• 文書の抜粋:
# # # # # # #

ことなる種類の生き物が一緒にくらすことを選んだ関係を「共生」といいます。共生は、両方の生き物に利益がある「相利共生」、一方の生き物のみに利益がある「片利共生」、一方に利益、もう一方に不利益がある「寄生」の3つに分類されます。ここでは沖縄の海で観察できる共生の例をご紹介します。
サンゴと褐虫藻
褐虫藻はサンゴの体の中に共生している、植物プランクトンの一種です。褐虫藻は太陽光で光合成してサンゴに栄養を与え、サンゴは代謝物を栄養として褐虫藻に与えています。この褐虫藻はサンゴ以外にも、シャコガイやイソギンチャクとも共生しています。

クマノミとイソギンチャク
イソギンチャクは毒針をもつ、海の生き物に避けられる存在ですが、クマノミはこのイソギンチャクをすみかとすることで安全にくらすことができます。一方でクマノミはイソギンチャクを食べる天敵を追い払ったり、近くでヒレをさかんに動かして新鮮な海水をイソギンチャクに送り、元気にしています。

ホンソメワケベラ
ホンソメワケベラは、体や口についた寄生虫を食べてくれる、他の魚にとってはありがたい存在です。ホンソメワケベラはエサを得ることができる、他の魚は病気の原因となる寄生虫が取り除かれるという、互いに利益のある関係が築かれています。

化学合成生態系の化学合成細菌
化学合成生態系は、深海底の熱水噴出孔周辺などに作られる、非常に特殊な生態系です。この生態系でくらす深海生物の中には、化学合成細菌とよばれる細菌を体の中に共生させているものがいます。化学合成細菌は熱水に含まれる成分から有機物を作り出し、この有機物を深海生物は栄養として利用しています。

# # # # # # #

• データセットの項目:

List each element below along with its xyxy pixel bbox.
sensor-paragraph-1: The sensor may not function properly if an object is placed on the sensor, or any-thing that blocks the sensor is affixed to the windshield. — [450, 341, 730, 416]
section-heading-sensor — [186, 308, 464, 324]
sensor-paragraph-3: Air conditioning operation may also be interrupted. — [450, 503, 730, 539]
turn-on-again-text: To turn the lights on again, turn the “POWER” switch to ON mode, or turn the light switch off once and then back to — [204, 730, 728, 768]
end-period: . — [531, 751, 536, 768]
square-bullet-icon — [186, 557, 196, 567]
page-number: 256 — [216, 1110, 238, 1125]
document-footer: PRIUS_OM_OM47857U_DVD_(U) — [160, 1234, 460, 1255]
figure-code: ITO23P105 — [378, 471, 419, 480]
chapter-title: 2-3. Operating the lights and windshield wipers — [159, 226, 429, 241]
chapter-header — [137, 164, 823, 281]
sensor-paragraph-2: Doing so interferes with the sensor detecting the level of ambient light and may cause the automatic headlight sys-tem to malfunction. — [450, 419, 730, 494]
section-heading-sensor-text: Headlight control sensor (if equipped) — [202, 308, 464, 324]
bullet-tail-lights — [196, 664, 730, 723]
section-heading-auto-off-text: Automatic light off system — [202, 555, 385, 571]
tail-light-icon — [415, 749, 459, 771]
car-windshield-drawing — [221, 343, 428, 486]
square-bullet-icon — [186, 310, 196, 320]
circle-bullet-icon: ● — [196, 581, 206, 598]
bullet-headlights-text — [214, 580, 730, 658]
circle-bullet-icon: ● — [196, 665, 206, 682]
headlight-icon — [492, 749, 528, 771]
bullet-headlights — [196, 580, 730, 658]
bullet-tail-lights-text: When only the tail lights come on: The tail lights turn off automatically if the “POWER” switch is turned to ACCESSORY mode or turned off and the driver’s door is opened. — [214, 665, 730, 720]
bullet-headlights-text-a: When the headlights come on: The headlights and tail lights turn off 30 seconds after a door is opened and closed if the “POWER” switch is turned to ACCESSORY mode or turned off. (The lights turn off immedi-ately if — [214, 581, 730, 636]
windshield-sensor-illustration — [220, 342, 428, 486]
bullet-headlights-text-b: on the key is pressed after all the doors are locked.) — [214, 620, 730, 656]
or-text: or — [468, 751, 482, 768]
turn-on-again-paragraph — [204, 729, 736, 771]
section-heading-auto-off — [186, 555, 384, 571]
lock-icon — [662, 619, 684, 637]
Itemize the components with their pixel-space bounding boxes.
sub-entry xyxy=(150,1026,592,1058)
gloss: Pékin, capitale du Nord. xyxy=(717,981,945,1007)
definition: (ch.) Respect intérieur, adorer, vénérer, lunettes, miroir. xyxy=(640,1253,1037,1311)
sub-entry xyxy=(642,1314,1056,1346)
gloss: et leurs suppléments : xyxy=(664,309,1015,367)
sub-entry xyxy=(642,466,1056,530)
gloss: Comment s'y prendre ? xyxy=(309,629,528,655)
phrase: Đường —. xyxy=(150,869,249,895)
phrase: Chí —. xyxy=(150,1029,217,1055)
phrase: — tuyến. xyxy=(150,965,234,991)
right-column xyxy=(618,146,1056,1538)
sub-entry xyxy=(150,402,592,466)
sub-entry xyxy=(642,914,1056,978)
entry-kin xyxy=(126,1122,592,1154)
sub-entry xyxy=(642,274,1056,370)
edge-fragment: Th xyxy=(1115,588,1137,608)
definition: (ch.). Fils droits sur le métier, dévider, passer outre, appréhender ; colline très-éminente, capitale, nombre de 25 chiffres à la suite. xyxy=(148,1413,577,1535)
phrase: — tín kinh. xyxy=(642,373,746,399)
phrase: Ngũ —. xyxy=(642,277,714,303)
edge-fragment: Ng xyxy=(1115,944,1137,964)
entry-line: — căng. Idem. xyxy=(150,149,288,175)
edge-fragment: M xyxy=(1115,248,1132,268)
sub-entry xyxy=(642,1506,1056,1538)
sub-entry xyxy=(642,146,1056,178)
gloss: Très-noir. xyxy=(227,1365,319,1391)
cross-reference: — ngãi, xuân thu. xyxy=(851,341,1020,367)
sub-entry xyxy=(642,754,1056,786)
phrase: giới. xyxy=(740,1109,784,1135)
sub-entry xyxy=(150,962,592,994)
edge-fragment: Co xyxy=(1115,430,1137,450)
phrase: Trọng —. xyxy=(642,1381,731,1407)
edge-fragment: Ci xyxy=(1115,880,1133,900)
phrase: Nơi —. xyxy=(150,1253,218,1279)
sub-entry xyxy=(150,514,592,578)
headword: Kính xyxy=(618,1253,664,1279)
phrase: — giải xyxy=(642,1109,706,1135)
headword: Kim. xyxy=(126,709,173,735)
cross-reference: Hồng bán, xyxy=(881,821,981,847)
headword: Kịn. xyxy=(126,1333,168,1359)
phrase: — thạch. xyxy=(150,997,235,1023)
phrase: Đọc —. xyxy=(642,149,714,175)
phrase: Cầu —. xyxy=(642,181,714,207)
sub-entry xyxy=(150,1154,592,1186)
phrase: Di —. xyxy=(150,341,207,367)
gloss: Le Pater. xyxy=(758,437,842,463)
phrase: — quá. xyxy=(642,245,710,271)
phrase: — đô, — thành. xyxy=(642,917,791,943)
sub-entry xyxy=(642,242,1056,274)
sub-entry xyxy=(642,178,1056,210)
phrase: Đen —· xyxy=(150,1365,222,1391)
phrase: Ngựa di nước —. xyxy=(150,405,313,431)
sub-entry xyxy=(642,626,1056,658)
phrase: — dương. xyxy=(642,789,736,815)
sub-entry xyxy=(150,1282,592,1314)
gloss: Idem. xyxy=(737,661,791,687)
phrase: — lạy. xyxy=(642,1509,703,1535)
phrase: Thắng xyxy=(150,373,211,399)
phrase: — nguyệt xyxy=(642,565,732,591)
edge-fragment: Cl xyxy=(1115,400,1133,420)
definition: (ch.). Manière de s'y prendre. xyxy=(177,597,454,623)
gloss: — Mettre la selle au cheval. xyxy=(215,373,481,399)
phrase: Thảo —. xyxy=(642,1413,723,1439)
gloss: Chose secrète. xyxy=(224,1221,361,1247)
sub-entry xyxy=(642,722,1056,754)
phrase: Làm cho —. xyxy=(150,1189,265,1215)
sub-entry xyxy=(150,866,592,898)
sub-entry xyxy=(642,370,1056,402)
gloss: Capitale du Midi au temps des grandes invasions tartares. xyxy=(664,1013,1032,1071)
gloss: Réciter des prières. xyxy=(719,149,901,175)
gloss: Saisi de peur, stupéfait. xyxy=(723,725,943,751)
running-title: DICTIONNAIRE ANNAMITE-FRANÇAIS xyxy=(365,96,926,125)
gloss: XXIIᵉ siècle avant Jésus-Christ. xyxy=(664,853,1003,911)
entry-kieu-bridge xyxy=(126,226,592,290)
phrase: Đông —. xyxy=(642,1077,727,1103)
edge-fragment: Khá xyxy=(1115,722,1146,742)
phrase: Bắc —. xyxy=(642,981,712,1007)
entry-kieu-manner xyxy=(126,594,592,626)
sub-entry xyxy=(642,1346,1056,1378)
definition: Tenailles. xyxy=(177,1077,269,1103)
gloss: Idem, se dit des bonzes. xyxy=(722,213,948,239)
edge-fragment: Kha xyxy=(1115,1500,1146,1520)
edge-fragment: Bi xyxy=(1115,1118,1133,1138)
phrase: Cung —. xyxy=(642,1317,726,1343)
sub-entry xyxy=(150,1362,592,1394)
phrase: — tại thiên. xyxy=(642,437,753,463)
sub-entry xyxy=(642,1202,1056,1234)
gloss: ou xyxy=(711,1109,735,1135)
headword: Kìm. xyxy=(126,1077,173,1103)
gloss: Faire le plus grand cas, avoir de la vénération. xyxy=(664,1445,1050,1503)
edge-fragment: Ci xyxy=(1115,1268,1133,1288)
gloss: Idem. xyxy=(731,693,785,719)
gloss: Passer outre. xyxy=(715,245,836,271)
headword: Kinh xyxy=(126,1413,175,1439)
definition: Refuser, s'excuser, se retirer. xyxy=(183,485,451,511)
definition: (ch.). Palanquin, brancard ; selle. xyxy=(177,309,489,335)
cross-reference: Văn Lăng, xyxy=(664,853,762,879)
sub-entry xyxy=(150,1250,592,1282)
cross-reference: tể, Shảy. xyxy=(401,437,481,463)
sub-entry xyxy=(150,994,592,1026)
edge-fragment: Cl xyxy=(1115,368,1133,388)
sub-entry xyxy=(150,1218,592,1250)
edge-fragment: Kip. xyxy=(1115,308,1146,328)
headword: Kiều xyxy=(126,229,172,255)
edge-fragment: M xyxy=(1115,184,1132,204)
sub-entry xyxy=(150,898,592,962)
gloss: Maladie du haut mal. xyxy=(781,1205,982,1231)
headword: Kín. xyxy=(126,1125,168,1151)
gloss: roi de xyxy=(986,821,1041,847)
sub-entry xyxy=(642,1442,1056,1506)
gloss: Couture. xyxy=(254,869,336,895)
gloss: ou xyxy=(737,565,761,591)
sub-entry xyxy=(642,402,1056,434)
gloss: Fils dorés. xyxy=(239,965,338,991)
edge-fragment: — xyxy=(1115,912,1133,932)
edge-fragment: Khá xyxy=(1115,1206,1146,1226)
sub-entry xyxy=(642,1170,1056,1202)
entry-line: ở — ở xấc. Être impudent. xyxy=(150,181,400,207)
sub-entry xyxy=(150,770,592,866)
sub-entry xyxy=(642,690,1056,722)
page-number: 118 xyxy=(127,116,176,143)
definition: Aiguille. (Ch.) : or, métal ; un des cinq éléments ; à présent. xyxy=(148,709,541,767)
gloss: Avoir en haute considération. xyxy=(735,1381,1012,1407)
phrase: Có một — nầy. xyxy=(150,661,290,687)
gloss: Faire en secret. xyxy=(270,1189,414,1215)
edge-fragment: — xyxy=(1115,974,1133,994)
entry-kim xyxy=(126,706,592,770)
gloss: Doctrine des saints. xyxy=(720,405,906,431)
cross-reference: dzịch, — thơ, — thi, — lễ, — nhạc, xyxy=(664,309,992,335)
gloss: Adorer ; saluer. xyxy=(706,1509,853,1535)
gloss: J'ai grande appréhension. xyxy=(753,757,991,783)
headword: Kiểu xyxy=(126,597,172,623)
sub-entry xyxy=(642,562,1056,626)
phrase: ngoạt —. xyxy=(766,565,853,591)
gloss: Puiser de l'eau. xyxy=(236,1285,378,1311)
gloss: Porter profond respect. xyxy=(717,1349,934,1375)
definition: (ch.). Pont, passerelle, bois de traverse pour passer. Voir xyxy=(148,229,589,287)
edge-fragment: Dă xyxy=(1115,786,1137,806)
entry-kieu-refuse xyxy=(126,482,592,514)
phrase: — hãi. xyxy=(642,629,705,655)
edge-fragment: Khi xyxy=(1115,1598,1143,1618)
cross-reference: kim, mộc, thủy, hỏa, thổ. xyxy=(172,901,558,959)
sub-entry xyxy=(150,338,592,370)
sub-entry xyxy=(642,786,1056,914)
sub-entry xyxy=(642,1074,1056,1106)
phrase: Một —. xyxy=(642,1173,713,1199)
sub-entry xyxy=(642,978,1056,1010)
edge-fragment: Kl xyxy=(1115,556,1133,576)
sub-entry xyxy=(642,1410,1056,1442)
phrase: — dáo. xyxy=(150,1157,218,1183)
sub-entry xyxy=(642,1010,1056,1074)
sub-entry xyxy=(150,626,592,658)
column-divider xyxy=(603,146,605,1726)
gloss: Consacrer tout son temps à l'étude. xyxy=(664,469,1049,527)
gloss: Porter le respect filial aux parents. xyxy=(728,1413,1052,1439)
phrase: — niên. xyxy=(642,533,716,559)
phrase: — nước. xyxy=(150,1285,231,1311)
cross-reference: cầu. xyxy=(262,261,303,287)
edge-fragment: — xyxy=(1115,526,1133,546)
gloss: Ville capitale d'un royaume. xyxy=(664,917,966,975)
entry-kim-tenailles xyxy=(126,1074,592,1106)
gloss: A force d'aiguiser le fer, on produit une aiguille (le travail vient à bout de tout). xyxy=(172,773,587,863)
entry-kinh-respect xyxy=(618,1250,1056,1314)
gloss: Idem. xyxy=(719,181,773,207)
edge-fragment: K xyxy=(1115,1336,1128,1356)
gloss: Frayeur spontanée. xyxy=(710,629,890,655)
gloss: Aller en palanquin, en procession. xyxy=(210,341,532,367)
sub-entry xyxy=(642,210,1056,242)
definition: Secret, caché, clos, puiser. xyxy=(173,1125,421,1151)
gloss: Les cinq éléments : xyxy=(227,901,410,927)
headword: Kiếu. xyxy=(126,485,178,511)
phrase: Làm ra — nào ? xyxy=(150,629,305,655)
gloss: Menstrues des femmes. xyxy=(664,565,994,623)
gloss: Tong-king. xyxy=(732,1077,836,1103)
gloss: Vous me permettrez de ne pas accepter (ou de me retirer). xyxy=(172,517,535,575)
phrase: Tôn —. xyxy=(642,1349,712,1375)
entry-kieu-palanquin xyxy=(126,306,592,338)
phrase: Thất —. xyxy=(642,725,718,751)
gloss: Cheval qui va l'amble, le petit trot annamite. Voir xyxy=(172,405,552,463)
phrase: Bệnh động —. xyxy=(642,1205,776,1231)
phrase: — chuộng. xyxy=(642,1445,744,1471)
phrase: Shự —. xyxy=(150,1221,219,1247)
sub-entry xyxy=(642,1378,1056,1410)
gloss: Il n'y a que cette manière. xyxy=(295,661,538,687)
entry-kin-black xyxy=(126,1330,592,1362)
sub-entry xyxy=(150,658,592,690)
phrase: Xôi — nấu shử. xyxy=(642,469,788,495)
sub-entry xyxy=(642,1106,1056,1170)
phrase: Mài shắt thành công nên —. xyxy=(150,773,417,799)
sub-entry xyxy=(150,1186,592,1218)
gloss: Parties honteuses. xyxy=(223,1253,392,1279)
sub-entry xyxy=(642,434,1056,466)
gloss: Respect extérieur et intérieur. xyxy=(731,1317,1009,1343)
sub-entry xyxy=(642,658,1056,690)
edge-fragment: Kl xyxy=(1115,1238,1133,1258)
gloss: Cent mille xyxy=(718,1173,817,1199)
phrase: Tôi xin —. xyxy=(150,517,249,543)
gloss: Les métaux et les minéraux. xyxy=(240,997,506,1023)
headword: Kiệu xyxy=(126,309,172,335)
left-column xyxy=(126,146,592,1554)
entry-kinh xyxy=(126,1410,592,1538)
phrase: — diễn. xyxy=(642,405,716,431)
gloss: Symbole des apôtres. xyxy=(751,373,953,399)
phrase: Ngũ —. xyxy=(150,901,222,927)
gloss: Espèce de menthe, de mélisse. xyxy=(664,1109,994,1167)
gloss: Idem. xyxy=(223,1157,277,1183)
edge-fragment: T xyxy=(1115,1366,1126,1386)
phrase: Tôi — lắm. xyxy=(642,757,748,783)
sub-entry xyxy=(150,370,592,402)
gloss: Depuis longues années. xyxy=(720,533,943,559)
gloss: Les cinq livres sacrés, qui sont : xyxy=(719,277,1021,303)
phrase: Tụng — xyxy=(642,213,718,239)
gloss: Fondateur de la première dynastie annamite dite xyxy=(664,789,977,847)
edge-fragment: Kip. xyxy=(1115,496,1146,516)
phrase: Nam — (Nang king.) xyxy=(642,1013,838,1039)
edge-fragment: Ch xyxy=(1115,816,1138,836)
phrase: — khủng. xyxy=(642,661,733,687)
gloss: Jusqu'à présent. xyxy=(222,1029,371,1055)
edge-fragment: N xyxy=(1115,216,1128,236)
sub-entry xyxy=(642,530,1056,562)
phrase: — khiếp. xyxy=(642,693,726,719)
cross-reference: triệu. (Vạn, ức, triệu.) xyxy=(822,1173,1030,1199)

# # # # # # #

• 作業の指示:
- 1) 共生についての文章によると、褐虫藻はサンゴのほかにどの生き物と共生していますか。
- 2) 次の (a)〜(c) が共生についての文章の内容と合っているかどうか、それぞれ「はい」か「いいえ」で答え、決め手となる文章中の言葉をそのまま引用してください。
(a) クマノミはイソギンチャクに新鮮な海水を送っている。
(b) 片利共生では両方の生き物に利益がある。
(c) 化学合成細菌は太陽光を使って有機物を作り出す。
レコードは共生についての文章とは関係がありません。

• 解答:
- 1) シャコガイやイソギンチャクと共生しています。

- 2)
(a) はい。「近くでヒレをさかんに動かして新鮮な海水をイソギンチャクに送り」
(b) いいえ。「一方の生き物のみに利益がある「片利共生」」
(c) いいえ。「化学合成細菌は熱水に含まれる成分から有機物を作り出し」